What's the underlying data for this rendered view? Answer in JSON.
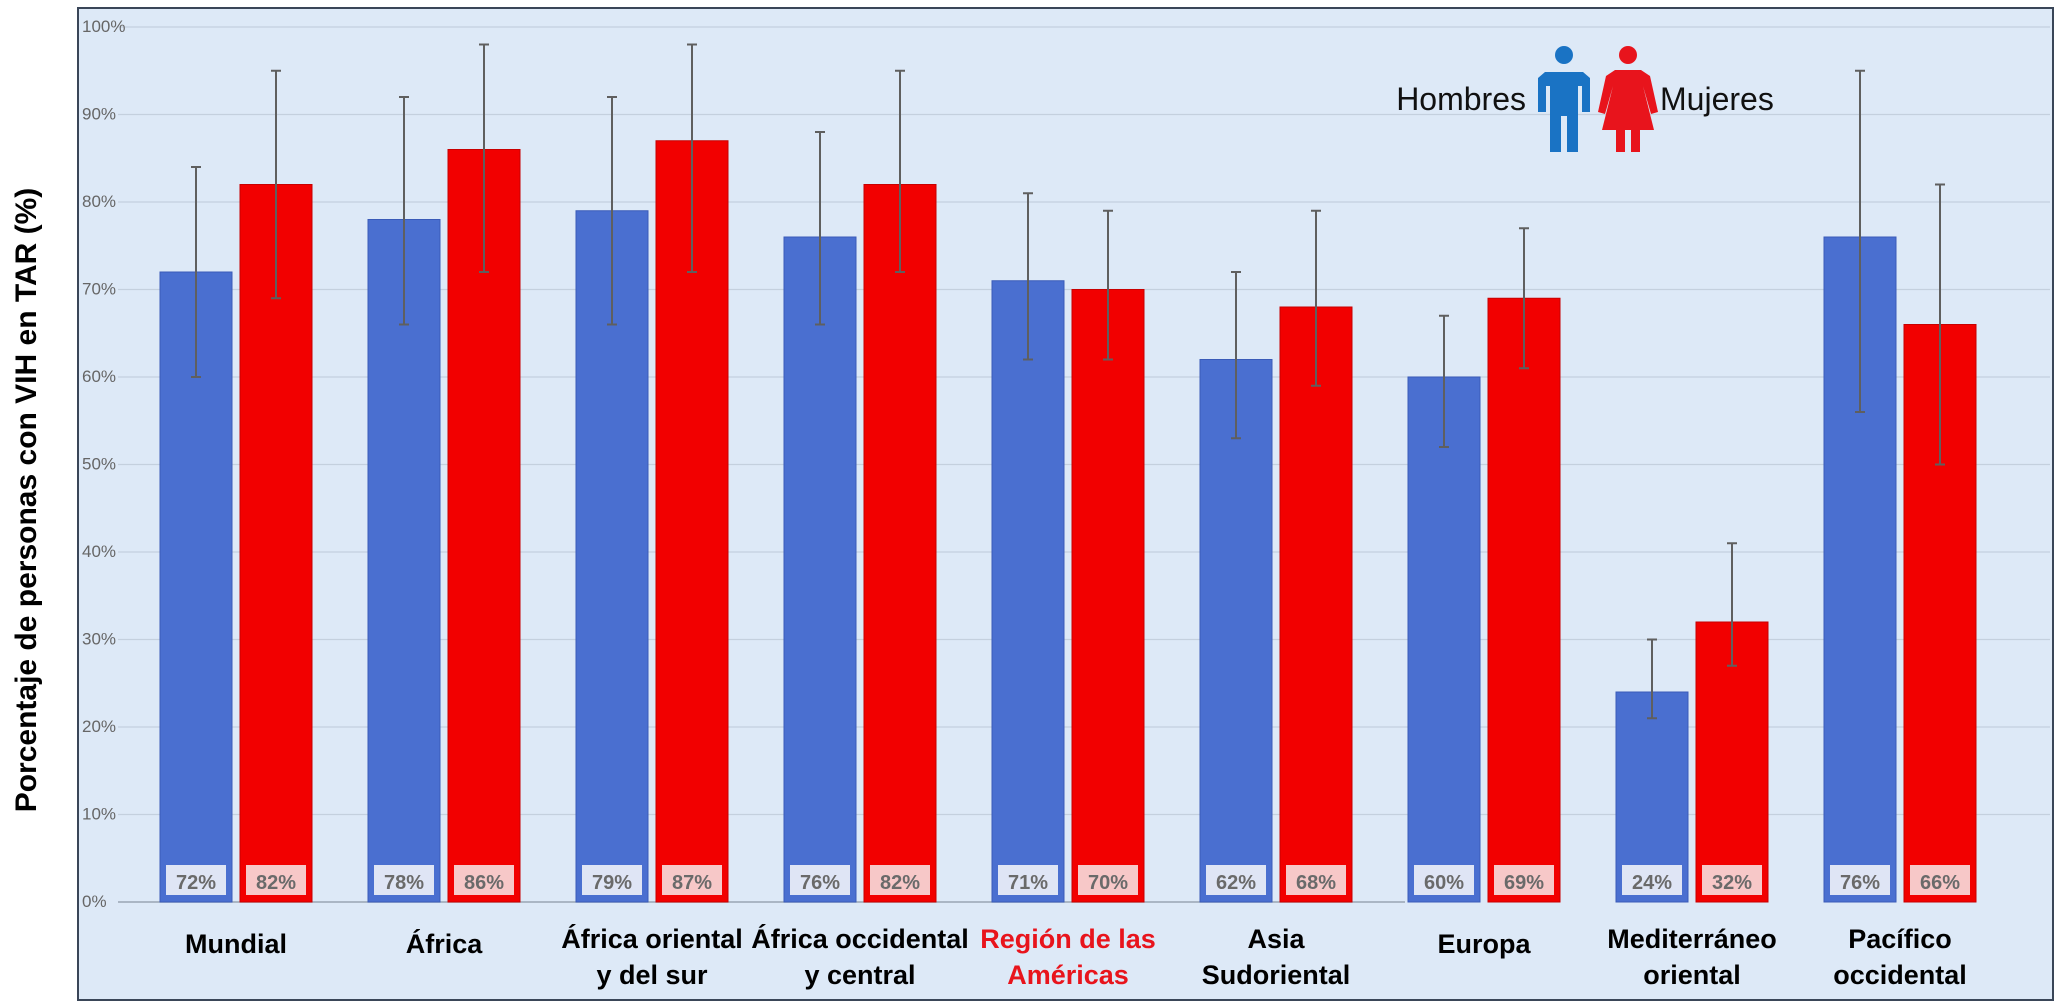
{
  "colors": {
    "men": "#4a6fd0",
    "women": "#f20000",
    "men_icon": "#1a73c4",
    "women_icon": "#e8141c",
    "plot_bg": "#dde9f7",
    "grid": "#c4d0de",
    "highlight_label": "#e8141c"
  },
  "chart_data": {
    "type": "bar",
    "ylabel": "Porcentaje de personas con VIH en TAR (%)",
    "ylim": [
      0,
      100
    ],
    "yticks": [
      "0%",
      "10%",
      "20%",
      "30%",
      "40%",
      "50%",
      "60%",
      "70%",
      "80%",
      "90%",
      "100%"
    ],
    "categories": [
      {
        "line1": "Mundial",
        "line2": "",
        "highlight": false
      },
      {
        "line1": "África",
        "line2": "",
        "highlight": false
      },
      {
        "line1": "África oriental",
        "line2": "y del sur",
        "highlight": false
      },
      {
        "line1": "África occidental",
        "line2": "y central",
        "highlight": false
      },
      {
        "line1": "Región de las",
        "line2": "Américas",
        "highlight": true
      },
      {
        "line1": "Asia",
        "line2": "Sudoriental",
        "highlight": false
      },
      {
        "line1": "Europa",
        "line2": "",
        "highlight": false
      },
      {
        "line1": "Mediterráneo",
        "line2": "oriental",
        "highlight": false
      },
      {
        "line1": "Pacífico",
        "line2": "occidental",
        "highlight": false
      }
    ],
    "series": [
      {
        "name": "Hombres",
        "values": [
          72,
          78,
          79,
          76,
          71,
          62,
          60,
          24,
          76
        ],
        "labels": [
          "72%",
          "78%",
          "79%",
          "76%",
          "71%",
          "62%",
          "60%",
          "24%",
          "76%"
        ],
        "err_low": [
          60,
          66,
          66,
          66,
          62,
          53,
          52,
          21,
          56
        ],
        "err_high": [
          84,
          92,
          92,
          88,
          81,
          72,
          67,
          30,
          95
        ]
      },
      {
        "name": "Mujeres",
        "values": [
          82,
          86,
          87,
          82,
          70,
          68,
          69,
          32,
          66
        ],
        "labels": [
          "82%",
          "86%",
          "87%",
          "82%",
          "70%",
          "68%",
          "69%",
          "32%",
          "66%"
        ],
        "err_low": [
          69,
          72,
          72,
          72,
          62,
          59,
          61,
          27,
          50
        ],
        "err_high": [
          95,
          98,
          98,
          95,
          79,
          79,
          77,
          41,
          82
        ]
      }
    ],
    "legend": {
      "men_label": "Hombres",
      "women_label": "Mujeres",
      "men_icon": "man-icon",
      "women_icon": "woman-icon",
      "placement": "top-right"
    },
    "grid": true
  }
}
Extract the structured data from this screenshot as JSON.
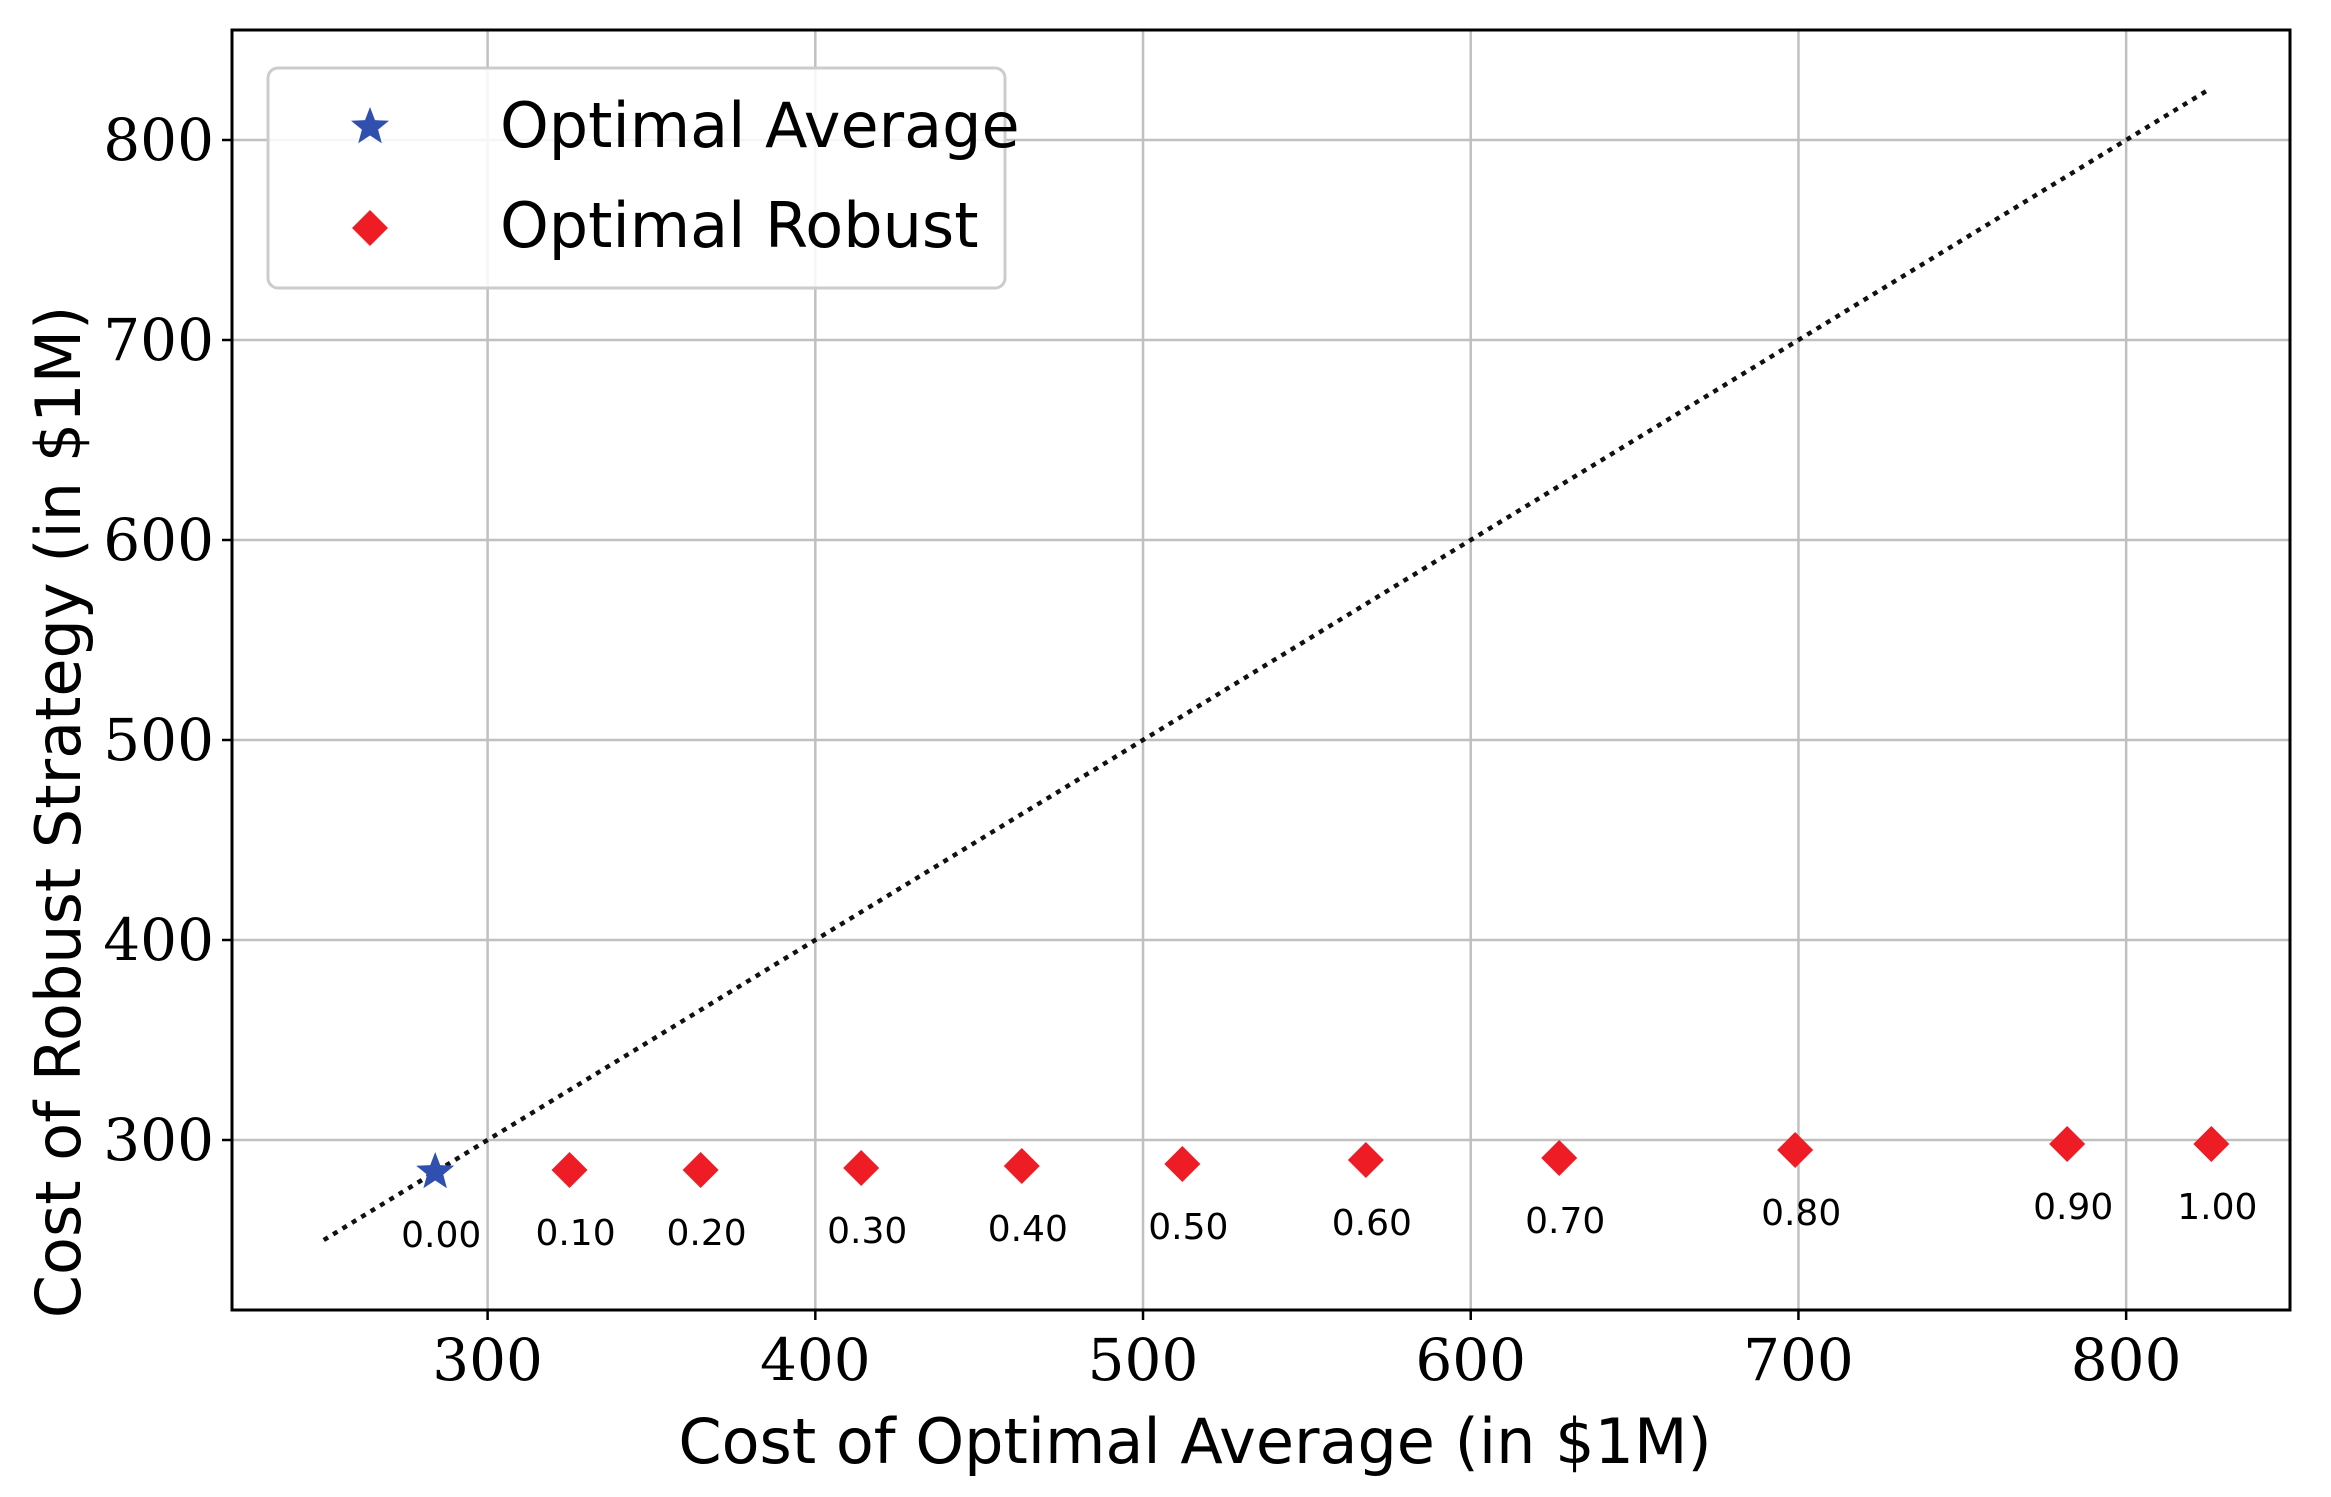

================

* What this task involves
With the pictures omitted, reproduce the records in full and exactly.

* Solution for this exercise
What's the underlying data for this rendered view? Answer in JSON.
{
  "colors": {
    "men": "#4a6fd0",
    "women": "#f20000",
    "men_icon": "#1a73c4",
    "women_icon": "#e8141c",
    "plot_bg": "#dde9f7",
    "grid": "#c4d0de",
    "highlight_label": "#e8141c"
  },
  "chart_data": {
    "type": "bar",
    "ylabel": "Porcentaje de personas con VIH en TAR (%)",
    "ylim": [
      0,
      100
    ],
    "yticks": [
      "0%",
      "10%",
      "20%",
      "30%",
      "40%",
      "50%",
      "60%",
      "70%",
      "80%",
      "90%",
      "100%"
    ],
    "categories": [
      {
        "line1": "Mundial",
        "line2": "",
        "highlight": false
      },
      {
        "line1": "África",
        "line2": "",
        "highlight": false
      },
      {
        "line1": "África oriental",
        "line2": "y del sur",
        "highlight": false
      },
      {
        "line1": "África occidental",
        "line2": "y central",
        "highlight": false
      },
      {
        "line1": "Región de las",
        "line2": "Américas",
        "highlight": true
      },
      {
        "line1": "Asia",
        "line2": "Sudoriental",
        "highlight": false
      },
      {
        "line1": "Europa",
        "line2": "",
        "highlight": false
      },
      {
        "line1": "Mediterráneo",
        "line2": "oriental",
        "highlight": false
      },
      {
        "line1": "Pacífico",
        "line2": "occidental",
        "highlight": false
      }
    ],
    "series": [
      {
        "name": "Hombres",
        "values": [
          72,
          78,
          79,
          76,
          71,
          62,
          60,
          24,
          76
        ],
        "labels": [
          "72%",
          "78%",
          "79%",
          "76%",
          "71%",
          "62%",
          "60%",
          "24%",
          "76%"
        ],
        "err_low": [
          60,
          66,
          66,
          66,
          62,
          53,
          52,
          21,
          56
        ],
        "err_high": [
          84,
          92,
          92,
          88,
          81,
          72,
          67,
          30,
          95
        ]
      },
      {
        "name": "Mujeres",
        "values": [
          82,
          86,
          87,
          82,
          70,
          68,
          69,
          32,
          66
        ],
        "labels": [
          "82%",
          "86%",
          "87%",
          "82%",
          "70%",
          "68%",
          "69%",
          "32%",
          "66%"
        ],
        "err_low": [
          69,
          72,
          72,
          72,
          62,
          59,
          61,
          27,
          50
        ],
        "err_high": [
          95,
          98,
          98,
          95,
          79,
          79,
          77,
          41,
          82
        ]
      }
    ],
    "legend": {
      "men_label": "Hombres",
      "women_label": "Mujeres",
      "men_icon": "man-icon",
      "women_icon": "woman-icon",
      "placement": "top-right"
    },
    "grid": true
  }
}
Extract the structured data from this screenshot as JSON.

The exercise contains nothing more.